::: Given records

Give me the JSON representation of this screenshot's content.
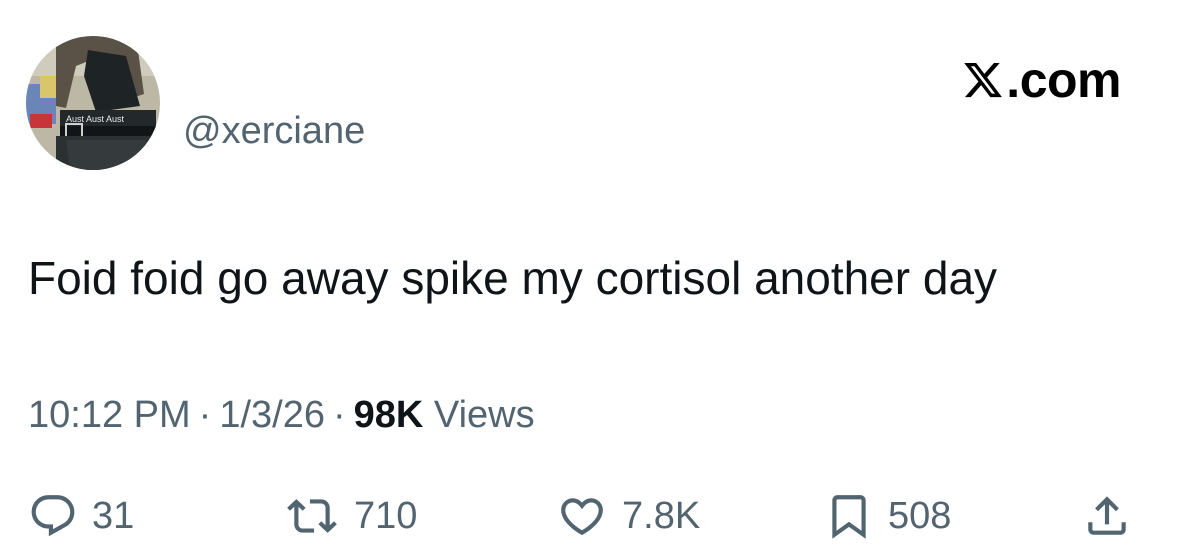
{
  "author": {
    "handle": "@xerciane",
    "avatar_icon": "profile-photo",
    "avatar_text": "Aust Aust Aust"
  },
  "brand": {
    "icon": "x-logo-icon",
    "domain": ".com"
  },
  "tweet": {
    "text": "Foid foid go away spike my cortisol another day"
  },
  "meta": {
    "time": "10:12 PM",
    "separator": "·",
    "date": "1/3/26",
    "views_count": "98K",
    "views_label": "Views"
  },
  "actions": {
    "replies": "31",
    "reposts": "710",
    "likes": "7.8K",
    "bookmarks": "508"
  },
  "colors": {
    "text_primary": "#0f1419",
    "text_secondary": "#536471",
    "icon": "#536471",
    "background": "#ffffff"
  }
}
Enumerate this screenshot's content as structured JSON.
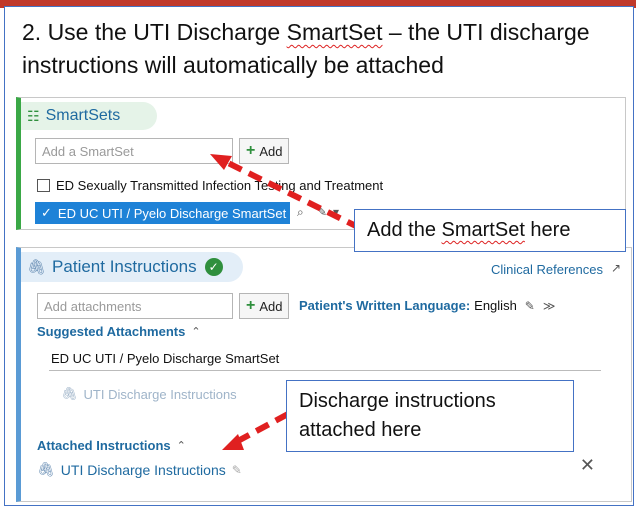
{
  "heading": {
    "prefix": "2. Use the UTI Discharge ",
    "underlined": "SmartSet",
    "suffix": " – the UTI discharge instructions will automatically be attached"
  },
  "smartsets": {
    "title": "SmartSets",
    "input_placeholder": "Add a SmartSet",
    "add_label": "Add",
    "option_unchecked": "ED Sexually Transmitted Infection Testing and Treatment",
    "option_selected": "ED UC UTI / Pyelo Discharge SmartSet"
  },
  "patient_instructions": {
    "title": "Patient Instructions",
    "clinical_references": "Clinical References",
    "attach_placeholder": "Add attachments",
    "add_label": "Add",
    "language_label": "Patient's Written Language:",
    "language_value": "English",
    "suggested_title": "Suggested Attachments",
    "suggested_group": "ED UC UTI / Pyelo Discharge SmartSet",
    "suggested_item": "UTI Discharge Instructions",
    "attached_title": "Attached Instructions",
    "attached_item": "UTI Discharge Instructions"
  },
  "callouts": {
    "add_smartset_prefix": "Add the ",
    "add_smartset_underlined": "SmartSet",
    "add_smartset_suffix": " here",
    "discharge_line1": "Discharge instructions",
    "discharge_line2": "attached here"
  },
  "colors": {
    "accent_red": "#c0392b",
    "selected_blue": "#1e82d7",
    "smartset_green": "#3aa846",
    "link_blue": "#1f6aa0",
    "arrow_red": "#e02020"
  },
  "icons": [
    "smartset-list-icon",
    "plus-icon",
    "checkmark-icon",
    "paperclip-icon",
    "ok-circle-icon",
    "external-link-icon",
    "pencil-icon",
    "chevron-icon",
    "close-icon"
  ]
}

::::::

Task requirements
Gather each line of the records holding the string "here".

Task output
    "add_smartset_suffix": " here",
    "discharge_line2": "attached here"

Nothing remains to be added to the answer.